• [PROVIDED MATERIAL]

------------------------------------------------------------------------

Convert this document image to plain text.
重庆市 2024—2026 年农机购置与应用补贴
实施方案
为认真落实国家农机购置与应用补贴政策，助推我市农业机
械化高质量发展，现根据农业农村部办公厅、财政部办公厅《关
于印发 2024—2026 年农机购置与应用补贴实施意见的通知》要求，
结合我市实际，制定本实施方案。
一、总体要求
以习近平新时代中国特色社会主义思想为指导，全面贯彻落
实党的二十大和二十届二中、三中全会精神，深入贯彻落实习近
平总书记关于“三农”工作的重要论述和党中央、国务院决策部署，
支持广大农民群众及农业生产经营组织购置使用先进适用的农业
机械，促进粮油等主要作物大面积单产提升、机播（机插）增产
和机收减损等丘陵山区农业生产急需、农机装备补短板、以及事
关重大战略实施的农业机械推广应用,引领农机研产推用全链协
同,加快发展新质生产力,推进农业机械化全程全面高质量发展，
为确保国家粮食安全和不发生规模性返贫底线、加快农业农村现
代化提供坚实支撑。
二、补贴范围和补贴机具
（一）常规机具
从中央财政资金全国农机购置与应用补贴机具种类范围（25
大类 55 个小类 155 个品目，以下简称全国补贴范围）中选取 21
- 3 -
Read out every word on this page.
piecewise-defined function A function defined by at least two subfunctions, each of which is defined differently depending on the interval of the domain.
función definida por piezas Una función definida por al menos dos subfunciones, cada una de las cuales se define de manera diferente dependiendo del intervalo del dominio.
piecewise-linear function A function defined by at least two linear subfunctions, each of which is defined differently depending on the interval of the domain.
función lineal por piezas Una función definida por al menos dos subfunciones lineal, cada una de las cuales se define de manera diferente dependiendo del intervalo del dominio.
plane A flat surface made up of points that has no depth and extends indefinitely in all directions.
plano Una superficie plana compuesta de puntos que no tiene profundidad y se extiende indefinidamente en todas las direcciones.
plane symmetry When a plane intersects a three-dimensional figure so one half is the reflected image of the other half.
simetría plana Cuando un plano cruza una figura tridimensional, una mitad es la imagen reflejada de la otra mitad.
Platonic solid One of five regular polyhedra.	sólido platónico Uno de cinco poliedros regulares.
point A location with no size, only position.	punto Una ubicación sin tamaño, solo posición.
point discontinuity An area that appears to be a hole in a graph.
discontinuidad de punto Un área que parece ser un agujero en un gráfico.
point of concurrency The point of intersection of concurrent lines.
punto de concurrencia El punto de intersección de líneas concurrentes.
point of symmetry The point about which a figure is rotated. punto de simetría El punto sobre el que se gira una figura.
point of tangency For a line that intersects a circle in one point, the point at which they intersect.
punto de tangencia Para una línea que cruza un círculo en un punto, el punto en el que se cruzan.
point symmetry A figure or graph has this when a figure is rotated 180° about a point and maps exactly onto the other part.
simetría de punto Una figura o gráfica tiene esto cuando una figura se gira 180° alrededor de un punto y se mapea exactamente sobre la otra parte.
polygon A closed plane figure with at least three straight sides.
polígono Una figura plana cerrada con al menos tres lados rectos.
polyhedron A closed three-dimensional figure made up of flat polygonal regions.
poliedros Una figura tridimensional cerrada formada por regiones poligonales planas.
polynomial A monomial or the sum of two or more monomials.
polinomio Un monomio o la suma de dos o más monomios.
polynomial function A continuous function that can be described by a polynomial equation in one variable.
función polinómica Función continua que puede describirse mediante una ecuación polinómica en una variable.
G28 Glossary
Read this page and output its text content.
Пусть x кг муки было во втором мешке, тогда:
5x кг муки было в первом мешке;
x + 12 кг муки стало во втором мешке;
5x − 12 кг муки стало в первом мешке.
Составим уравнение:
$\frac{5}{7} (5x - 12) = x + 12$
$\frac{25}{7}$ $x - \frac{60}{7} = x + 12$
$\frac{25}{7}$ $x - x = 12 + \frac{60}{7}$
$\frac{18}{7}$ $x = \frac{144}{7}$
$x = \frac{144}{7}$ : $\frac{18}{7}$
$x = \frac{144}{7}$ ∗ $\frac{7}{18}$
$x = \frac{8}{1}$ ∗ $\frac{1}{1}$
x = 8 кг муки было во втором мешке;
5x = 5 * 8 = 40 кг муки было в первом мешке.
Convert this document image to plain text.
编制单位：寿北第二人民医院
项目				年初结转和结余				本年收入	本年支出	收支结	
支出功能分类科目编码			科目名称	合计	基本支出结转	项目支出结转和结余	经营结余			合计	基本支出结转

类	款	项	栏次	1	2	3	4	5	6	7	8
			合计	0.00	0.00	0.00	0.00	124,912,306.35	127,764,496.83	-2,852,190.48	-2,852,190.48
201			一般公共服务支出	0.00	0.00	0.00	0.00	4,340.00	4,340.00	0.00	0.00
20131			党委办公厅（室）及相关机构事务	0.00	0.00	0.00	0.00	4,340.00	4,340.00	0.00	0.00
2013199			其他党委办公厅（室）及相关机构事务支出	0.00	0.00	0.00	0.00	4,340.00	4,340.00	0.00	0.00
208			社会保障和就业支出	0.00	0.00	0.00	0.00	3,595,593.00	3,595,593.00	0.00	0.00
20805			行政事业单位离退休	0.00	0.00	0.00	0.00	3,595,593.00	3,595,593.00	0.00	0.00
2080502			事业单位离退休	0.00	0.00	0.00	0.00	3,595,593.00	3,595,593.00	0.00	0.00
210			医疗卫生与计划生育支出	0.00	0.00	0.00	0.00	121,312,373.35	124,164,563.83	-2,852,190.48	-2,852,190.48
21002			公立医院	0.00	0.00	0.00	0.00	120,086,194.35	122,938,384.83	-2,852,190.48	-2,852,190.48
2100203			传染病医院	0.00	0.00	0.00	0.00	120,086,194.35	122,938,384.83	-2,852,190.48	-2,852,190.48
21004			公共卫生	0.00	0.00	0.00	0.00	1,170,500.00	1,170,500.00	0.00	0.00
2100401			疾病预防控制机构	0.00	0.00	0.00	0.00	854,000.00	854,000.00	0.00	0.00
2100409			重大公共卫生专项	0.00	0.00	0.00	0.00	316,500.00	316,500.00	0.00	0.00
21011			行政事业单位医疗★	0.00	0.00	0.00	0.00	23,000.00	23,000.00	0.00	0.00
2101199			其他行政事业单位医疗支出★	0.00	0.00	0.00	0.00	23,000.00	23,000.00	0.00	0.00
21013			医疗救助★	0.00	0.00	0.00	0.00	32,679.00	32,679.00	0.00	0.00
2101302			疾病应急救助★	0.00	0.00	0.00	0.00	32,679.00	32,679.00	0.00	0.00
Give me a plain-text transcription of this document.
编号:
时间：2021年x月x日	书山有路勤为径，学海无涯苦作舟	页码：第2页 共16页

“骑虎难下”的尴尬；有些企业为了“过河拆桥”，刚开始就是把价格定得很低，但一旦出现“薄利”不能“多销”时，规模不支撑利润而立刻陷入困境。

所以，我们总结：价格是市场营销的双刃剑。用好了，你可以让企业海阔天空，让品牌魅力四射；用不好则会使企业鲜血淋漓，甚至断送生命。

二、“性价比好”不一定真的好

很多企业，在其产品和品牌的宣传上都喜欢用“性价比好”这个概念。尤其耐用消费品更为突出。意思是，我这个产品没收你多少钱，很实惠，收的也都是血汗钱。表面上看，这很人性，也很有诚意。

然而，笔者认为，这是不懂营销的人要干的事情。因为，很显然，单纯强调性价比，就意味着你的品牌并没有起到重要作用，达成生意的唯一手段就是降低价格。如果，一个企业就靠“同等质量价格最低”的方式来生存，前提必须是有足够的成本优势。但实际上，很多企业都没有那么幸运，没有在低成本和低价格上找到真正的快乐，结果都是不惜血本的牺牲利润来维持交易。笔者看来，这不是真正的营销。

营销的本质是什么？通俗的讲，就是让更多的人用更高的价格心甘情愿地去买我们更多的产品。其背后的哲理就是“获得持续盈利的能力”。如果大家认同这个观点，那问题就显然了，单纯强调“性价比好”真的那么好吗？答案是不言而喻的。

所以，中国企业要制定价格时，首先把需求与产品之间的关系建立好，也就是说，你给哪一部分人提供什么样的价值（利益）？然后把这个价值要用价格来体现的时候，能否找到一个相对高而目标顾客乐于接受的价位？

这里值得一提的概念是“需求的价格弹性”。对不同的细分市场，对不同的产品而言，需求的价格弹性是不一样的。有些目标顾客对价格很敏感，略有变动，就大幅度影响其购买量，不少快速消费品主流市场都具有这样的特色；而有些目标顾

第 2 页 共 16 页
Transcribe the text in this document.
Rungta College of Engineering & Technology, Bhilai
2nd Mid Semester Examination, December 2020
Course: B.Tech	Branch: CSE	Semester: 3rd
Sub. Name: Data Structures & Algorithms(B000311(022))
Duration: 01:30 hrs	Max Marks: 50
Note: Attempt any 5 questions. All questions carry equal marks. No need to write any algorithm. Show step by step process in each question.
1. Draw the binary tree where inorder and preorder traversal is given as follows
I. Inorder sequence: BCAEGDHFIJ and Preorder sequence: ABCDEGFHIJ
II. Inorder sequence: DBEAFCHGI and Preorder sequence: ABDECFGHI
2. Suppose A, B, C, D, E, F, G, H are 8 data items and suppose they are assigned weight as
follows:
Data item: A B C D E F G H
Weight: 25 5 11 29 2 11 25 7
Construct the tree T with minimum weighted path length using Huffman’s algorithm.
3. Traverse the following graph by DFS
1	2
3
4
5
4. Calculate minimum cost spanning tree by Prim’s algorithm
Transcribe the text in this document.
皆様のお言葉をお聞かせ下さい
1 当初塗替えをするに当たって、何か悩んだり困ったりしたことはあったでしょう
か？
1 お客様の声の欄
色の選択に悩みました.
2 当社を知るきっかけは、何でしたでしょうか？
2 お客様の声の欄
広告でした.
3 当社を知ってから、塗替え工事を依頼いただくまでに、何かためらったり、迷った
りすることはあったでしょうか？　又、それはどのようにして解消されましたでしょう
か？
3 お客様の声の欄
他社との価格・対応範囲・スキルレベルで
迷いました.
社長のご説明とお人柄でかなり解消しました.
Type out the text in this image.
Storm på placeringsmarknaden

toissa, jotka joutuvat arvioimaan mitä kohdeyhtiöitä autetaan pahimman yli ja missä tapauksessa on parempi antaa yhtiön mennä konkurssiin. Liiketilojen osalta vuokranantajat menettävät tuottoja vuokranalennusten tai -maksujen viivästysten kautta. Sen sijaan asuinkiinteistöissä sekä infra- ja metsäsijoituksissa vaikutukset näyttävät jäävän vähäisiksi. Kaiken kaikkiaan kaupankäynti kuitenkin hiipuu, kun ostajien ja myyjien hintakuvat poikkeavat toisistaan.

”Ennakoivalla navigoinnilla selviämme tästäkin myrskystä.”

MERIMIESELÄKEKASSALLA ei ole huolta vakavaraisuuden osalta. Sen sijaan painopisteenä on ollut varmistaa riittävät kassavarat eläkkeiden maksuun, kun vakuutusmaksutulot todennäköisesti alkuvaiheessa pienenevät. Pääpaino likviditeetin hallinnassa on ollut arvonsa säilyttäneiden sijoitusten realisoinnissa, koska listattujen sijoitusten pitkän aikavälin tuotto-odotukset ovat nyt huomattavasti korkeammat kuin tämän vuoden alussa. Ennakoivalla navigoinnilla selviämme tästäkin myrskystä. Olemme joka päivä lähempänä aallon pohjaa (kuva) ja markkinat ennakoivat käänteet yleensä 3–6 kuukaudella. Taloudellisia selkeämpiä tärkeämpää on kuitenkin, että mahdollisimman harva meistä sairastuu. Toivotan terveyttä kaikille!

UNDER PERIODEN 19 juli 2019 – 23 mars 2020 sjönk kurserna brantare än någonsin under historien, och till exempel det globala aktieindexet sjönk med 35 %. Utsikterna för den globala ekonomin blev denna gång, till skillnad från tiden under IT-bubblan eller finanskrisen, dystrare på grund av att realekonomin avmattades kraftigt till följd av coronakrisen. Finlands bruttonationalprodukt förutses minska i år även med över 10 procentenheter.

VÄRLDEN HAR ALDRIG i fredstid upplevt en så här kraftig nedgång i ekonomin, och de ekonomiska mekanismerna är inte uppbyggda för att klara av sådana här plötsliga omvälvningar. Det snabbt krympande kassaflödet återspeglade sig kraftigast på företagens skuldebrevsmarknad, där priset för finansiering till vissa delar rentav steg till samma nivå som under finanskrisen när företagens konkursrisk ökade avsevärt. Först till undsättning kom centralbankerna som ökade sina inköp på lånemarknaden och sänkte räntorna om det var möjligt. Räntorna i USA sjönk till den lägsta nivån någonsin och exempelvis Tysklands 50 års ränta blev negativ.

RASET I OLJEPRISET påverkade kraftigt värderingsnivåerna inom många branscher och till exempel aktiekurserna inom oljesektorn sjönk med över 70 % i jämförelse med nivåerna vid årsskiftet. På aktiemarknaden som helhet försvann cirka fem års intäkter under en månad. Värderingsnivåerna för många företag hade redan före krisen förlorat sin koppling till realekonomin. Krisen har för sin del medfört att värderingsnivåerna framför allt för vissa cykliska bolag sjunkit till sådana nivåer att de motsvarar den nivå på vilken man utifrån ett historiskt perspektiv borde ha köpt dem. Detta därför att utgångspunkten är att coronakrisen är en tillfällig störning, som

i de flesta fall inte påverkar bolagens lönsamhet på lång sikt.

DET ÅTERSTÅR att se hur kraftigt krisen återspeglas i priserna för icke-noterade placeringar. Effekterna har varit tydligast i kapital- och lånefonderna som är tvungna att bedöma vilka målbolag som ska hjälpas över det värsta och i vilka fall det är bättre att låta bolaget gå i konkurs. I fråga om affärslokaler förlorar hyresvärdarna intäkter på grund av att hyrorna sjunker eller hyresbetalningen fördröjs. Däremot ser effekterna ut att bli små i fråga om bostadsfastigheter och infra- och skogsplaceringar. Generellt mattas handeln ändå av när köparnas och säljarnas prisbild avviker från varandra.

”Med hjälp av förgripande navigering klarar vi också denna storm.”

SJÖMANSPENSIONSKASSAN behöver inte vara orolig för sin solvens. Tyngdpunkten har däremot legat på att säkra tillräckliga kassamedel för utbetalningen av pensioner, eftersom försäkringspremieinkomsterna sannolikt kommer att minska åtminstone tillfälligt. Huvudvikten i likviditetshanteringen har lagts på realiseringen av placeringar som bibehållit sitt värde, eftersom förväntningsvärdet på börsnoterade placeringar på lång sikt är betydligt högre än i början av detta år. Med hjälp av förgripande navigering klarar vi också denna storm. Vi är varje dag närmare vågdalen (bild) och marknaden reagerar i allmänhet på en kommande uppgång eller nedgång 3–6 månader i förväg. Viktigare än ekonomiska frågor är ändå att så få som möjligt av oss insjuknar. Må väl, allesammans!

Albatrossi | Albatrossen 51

------------------------------------------------------------------------

• [EXERCISE] Lines of the material that contain the word "otra" are to be gathered.

• [REPLY]
simetría plana Cuando un plano cruza una figura tridimensional, una mitad es la imagen reflejada de la otra mitad.
simetría de punto Una figura o gráfica tiene esto cuando una figura se gira 180° alrededor de un punto y se mapea exactamente sobre la otra parte.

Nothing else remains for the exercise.